_GIVEN REQUEST_. Restate the listing that follows word for word, without its pictures.

_TASK MATERIAL_.
- - -
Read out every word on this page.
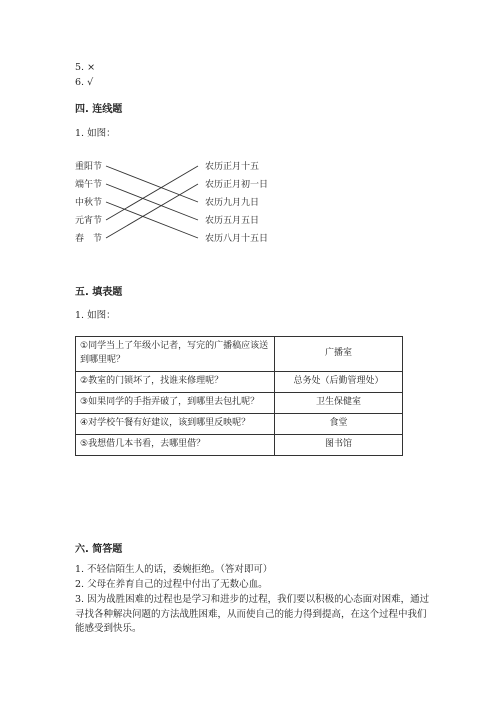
5. ×
6. √
四. 连线题
1. 如图：
重阳节
端午节
中秋节
元宵节
春　节
农历正月十五
农历正月初一日
农历九月九日
农历五月五日
农历八月十五日
五. 填表题
1. 如图：
①同学当上了年级小记者，写完的广播稿应该送到哪里呢？	广播室
②教室的门锁坏了，找谁来修理呢？	总务处（后勤管理处）
③如果同学的手指弄破了，到哪里去包扎呢？	卫生保健室
④对学校午餐有好建议，该到哪里反映呢？	食堂
⑤我想借几本书看，去哪里借？	图书馆
六. 简答题
1. 不轻信陌生人的话，委婉拒绝。（答对即可）
2. 父母在养育自己的过程中付出了无数心血。
3. 因为战胜困难的过程也是学习和进步的过程，我们要以积极的心态面对困难，通过寻找各种解决问题的方法战胜困难，从而使自己的能力得到提高，在这个过程中我们能感受到快乐。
- - -
_FINAL RESULT_.
Read out every word on this page.
5. ×
6. √
四. 连线题
1. 如图：
重阳节
端午节
中秋节
元宵节
春　节
农历正月十五
农历正月初一日
农历九月九日
农历五月五日
农历八月十五日
五. 填表题
1. 如图：
①同学当上了年级小记者，写完的广播稿应该送到哪里呢？	广播室
②教室的门锁坏了，找谁来修理呢？	总务处（后勤管理处）
③如果同学的手指弄破了，到哪里去包扎呢？	卫生保健室
④对学校午餐有好建议，该到哪里反映呢？	食堂
⑤我想借几本书看，去哪里借？	图书馆
六. 简答题
1. 不轻信陌生人的话，委婉拒绝。（答对即可）
2. 父母在养育自己的过程中付出了无数心血。
3. 因为战胜困难的过程也是学习和进步的过程，我们要以积极的心态面对困难，通过寻找各种解决问题的方法战胜困难，从而使自己的能力得到提高，在这个过程中我们能感受到快乐。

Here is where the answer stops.